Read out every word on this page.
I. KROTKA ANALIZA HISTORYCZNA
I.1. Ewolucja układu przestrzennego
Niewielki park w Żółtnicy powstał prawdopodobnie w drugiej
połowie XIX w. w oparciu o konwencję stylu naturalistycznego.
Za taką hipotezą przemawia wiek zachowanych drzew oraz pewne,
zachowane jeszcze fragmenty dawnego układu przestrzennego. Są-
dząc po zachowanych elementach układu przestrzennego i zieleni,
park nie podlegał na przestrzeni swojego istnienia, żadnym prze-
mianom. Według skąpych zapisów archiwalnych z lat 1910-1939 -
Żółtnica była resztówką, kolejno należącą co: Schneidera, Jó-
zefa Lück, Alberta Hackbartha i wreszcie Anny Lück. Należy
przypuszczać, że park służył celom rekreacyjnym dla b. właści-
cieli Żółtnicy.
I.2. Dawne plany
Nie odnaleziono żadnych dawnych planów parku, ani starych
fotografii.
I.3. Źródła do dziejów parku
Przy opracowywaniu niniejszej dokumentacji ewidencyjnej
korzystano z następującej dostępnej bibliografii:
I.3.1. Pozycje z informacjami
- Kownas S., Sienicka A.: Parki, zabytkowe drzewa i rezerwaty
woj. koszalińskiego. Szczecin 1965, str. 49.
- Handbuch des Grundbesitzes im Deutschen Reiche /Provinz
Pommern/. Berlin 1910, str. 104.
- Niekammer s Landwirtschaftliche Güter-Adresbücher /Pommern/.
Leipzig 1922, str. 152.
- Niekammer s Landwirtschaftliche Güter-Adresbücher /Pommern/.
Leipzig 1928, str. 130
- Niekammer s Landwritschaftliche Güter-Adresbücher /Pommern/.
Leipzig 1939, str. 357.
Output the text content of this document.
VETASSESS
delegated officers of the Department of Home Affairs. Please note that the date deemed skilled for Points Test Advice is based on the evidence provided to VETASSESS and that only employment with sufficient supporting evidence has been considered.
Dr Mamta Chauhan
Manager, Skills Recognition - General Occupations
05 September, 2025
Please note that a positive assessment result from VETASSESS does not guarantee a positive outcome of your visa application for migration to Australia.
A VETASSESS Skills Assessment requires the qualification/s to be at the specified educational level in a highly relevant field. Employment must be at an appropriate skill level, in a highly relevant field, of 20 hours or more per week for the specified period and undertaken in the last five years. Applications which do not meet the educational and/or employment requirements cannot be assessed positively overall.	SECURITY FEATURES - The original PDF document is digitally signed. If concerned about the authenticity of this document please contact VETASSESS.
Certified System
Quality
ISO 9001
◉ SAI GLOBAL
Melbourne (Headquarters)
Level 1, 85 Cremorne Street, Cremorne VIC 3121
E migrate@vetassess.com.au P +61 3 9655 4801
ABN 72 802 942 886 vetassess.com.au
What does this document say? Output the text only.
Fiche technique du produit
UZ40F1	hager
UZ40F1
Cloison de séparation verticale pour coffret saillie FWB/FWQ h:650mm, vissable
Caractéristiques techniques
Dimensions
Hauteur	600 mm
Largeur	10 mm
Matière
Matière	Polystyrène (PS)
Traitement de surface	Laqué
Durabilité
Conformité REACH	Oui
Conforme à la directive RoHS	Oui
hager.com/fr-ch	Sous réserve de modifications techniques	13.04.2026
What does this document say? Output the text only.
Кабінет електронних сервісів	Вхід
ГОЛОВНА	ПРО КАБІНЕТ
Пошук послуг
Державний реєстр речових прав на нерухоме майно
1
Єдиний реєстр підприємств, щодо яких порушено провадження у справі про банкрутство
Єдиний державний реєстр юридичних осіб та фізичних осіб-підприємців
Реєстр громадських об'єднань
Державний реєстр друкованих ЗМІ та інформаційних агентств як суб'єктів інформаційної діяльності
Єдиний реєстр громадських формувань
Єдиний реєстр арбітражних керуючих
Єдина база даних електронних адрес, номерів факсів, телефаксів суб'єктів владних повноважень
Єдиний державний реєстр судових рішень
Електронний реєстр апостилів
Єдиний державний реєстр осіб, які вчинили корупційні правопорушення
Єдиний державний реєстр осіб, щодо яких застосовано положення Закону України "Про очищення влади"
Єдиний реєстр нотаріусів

----------

▸ Stated exercise:
Copy out every line with the word "układu".

▸ Finished answer:
I.1. Ewolucja układu przestrzennego
zachowane jeszcze fragmenty dawnego układu przestrzennego. Są-
dząc po zachowanych elementach układu przestrzennego i zieleni,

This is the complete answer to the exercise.